*** Opening DATASET EXCERPTS ***
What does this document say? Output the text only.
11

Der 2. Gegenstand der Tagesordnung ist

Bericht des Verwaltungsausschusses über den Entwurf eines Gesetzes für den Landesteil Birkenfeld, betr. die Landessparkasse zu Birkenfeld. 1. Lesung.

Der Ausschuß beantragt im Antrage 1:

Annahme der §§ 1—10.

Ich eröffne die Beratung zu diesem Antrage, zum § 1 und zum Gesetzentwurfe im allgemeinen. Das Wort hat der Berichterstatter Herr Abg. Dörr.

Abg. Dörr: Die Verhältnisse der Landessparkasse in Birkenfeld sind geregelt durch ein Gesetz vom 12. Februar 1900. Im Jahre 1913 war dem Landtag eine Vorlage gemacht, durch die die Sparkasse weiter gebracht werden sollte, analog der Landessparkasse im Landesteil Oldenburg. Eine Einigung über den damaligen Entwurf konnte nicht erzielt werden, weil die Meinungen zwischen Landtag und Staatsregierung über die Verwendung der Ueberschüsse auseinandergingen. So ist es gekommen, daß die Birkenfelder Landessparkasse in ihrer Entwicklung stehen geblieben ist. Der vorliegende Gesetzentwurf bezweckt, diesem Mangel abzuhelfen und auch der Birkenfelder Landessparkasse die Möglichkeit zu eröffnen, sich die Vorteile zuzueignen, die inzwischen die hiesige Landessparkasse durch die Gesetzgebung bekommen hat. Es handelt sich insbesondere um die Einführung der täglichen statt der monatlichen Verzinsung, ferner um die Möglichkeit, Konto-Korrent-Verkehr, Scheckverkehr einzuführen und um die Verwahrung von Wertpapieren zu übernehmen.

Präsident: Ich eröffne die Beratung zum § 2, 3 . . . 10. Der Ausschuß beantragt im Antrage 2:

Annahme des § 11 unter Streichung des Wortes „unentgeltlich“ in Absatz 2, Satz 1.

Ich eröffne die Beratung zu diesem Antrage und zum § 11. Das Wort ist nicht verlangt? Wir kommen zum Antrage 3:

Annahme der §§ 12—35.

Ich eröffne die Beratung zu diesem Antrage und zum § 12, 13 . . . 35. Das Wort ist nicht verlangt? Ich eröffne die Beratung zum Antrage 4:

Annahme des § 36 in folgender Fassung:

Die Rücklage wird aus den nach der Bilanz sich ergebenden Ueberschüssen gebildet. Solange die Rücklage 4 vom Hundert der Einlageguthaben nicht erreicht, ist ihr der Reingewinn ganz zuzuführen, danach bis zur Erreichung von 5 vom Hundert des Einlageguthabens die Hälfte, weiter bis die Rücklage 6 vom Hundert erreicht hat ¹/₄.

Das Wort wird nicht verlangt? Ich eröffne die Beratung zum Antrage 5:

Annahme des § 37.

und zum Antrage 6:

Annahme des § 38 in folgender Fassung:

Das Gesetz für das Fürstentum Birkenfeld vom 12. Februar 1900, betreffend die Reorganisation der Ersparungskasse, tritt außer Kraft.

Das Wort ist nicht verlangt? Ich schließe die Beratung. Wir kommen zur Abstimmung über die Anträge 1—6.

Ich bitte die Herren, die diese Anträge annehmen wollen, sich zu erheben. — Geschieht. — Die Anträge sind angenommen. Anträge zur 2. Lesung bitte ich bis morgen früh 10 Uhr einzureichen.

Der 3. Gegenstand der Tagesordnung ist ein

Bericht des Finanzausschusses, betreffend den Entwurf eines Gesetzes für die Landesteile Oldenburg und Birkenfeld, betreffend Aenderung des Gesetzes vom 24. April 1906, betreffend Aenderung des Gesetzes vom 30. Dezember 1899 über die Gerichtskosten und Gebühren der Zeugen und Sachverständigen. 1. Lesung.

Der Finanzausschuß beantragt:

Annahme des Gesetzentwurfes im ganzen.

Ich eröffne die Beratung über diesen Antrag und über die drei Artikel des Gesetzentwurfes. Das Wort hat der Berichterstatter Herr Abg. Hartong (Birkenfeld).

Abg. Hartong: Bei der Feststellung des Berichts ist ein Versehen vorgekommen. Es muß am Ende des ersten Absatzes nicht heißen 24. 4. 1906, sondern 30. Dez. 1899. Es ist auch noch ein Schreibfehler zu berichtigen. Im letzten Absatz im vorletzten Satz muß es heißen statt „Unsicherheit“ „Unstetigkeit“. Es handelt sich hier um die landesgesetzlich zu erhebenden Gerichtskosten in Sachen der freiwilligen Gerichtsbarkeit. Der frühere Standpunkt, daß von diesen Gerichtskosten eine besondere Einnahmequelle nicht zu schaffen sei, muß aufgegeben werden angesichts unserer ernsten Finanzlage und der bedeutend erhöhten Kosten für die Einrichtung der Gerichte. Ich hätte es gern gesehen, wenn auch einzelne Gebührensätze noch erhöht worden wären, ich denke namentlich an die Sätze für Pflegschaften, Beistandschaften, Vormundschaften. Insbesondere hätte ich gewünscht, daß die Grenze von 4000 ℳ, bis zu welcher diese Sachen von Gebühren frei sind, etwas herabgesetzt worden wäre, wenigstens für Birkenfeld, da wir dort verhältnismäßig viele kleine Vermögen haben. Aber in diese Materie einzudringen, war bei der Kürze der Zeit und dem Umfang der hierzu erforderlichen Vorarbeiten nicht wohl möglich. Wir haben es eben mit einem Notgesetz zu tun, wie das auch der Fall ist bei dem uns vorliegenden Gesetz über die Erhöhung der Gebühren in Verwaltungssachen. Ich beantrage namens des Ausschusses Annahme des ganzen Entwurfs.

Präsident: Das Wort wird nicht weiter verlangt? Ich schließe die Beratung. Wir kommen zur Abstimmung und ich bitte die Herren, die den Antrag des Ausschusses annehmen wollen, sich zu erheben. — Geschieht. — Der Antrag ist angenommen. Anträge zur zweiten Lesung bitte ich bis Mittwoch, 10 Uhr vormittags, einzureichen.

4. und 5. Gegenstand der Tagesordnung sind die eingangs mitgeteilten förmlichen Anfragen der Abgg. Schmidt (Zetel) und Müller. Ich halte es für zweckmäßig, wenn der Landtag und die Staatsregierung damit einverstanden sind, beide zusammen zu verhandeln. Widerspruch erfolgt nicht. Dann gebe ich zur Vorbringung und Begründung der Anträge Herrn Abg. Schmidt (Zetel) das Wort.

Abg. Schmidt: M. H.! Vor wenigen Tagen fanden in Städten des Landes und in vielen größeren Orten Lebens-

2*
*** Closing DATASET EXCERPTS ***
ABOUT THIS EXERCISE
Every record above is to be transcribed exactly as written.

EXERCISE RESPONSE
What does this document say? Output the text only.
11

Der 2. Gegenstand der Tagesordnung ist

Bericht des Verwaltungsausschusses über den Entwurf eines Gesetzes für den Landesteil Birkenfeld, betr. die Landessparkasse zu Birkenfeld. 1. Lesung.

Der Ausschuß beantragt im Antrage 1:

Annahme der §§ 1—10.

Ich eröffne die Beratung zu diesem Antrage, zum § 1 und zum Gesetzentwurfe im allgemeinen. Das Wort hat der Berichterstatter Herr Abg. Dörr.

Abg. Dörr: Die Verhältnisse der Landessparkasse in Birkenfeld sind geregelt durch ein Gesetz vom 12. Februar 1900. Im Jahre 1913 war dem Landtag eine Vorlage gemacht, durch die die Sparkasse weiter gebracht werden sollte, analog der Landessparkasse im Landesteil Oldenburg. Eine Einigung über den damaligen Entwurf konnte nicht erzielt werden, weil die Meinungen zwischen Landtag und Staatsregierung über die Verwendung der Ueberschüsse auseinandergingen. So ist es gekommen, daß die Birkenfelder Landessparkasse in ihrer Entwicklung stehen geblieben ist. Der vorliegende Gesetzentwurf bezweckt, diesem Mangel abzuhelfen und auch der Birkenfelder Landessparkasse die Möglichkeit zu eröffnen, sich die Vorteile zuzueignen, die inzwischen die hiesige Landessparkasse durch die Gesetzgebung bekommen hat. Es handelt sich insbesondere um die Einführung der täglichen statt der monatlichen Verzinsung, ferner um die Möglichkeit, Konto-Korrent-Verkehr, Scheckverkehr einzuführen und um die Verwahrung von Wertpapieren zu übernehmen.

Präsident: Ich eröffne die Beratung zum § 2, 3 . . . 10. Der Ausschuß beantragt im Antrage 2:

Annahme des § 11 unter Streichung des Wortes „unentgeltlich“ in Absatz 2, Satz 1.

Ich eröffne die Beratung zu diesem Antrage und zum § 11. Das Wort ist nicht verlangt? Wir kommen zum Antrage 3:

Annahme der §§ 12—35.

Ich eröffne die Beratung zu diesem Antrage und zum § 12, 13 . . . 35. Das Wort ist nicht verlangt? Ich eröffne die Beratung zum Antrage 4:

Annahme des § 36 in folgender Fassung:

Die Rücklage wird aus den nach der Bilanz sich ergebenden Ueberschüssen gebildet. Solange die Rücklage 4 vom Hundert der Einlageguthaben nicht erreicht, ist ihr der Reingewinn ganz zuzuführen, danach bis zur Erreichung von 5 vom Hundert des Einlageguthabens die Hälfte, weiter bis die Rücklage 6 vom Hundert erreicht hat ¹/₄.

Das Wort wird nicht verlangt? Ich eröffne die Beratung zum Antrage 5:

Annahme des § 37.

und zum Antrage 6:

Annahme des § 38 in folgender Fassung:

Das Gesetz für das Fürstentum Birkenfeld vom 12. Februar 1900, betreffend die Reorganisation der Ersparungskasse, tritt außer Kraft.

Das Wort ist nicht verlangt? Ich schließe die Beratung. Wir kommen zur Abstimmung über die Anträge 1—6.

Ich bitte die Herren, die diese Anträge annehmen wollen, sich zu erheben. — Geschieht. — Die Anträge sind angenommen. Anträge zur 2. Lesung bitte ich bis morgen früh 10 Uhr einzureichen.

Der 3. Gegenstand der Tagesordnung ist ein

Bericht des Finanzausschusses, betreffend den Entwurf eines Gesetzes für die Landesteile Oldenburg und Birkenfeld, betreffend Aenderung des Gesetzes vom 24. April 1906, betreffend Aenderung des Gesetzes vom 30. Dezember 1899 über die Gerichtskosten und Gebühren der Zeugen und Sachverständigen. 1. Lesung.

Der Finanzausschuß beantragt:

Annahme des Gesetzentwurfes im ganzen.

Ich eröffne die Beratung über diesen Antrag und über die drei Artikel des Gesetzentwurfes. Das Wort hat der Berichterstatter Herr Abg. Hartong (Birkenfeld).

Abg. Hartong: Bei der Feststellung des Berichts ist ein Versehen vorgekommen. Es muß am Ende des ersten Absatzes nicht heißen 24. 4. 1906, sondern 30. Dez. 1899. Es ist auch noch ein Schreibfehler zu berichtigen. Im letzten Absatz im vorletzten Satz muß es heißen statt „Unsicherheit“ „Unstetigkeit“. Es handelt sich hier um die landesgesetzlich zu erhebenden Gerichtskosten in Sachen der freiwilligen Gerichtsbarkeit. Der frühere Standpunkt, daß von diesen Gerichtskosten eine besondere Einnahmequelle nicht zu schaffen sei, muß aufgegeben werden angesichts unserer ernsten Finanzlage und der bedeutend erhöhten Kosten für die Einrichtung der Gerichte. Ich hätte es gern gesehen, wenn auch einzelne Gebührensätze noch erhöht worden wären, ich denke namentlich an die Sätze für Pflegschaften, Beistandschaften, Vormundschaften. Insbesondere hätte ich gewünscht, daß die Grenze von 4000 ℳ, bis zu welcher diese Sachen von Gebühren frei sind, etwas herabgesetzt worden wäre, wenigstens für Birkenfeld, da wir dort verhältnismäßig viele kleine Vermögen haben. Aber in diese Materie einzudringen, war bei der Kürze der Zeit und dem Umfang der hierzu erforderlichen Vorarbeiten nicht wohl möglich. Wir haben es eben mit einem Notgesetz zu tun, wie das auch der Fall ist bei dem uns vorliegenden Gesetz über die Erhöhung der Gebühren in Verwaltungssachen. Ich beantrage namens des Ausschusses Annahme des ganzen Entwurfs.

Präsident: Das Wort wird nicht weiter verlangt? Ich schließe die Beratung. Wir kommen zur Abstimmung und ich bitte die Herren, die den Antrag des Ausschusses annehmen wollen, sich zu erheben. — Geschieht. — Der Antrag ist angenommen. Anträge zur zweiten Lesung bitte ich bis Mittwoch, 10 Uhr vormittags, einzureichen.

4. und 5. Gegenstand der Tagesordnung sind die eingangs mitgeteilten förmlichen Anfragen der Abgg. Schmidt (Zetel) und Müller. Ich halte es für zweckmäßig, wenn der Landtag und die Staatsregierung damit einverstanden sind, beide zusammen zu verhandeln. Widerspruch erfolgt nicht. Dann gebe ich zur Vorbringung und Begründung der Anträge Herrn Abg. Schmidt (Zetel) das Wort.

Abg. Schmidt: M. H.! Vor wenigen Tagen fanden in Städten des Landes und in vielen größeren Orten Lebens-

2*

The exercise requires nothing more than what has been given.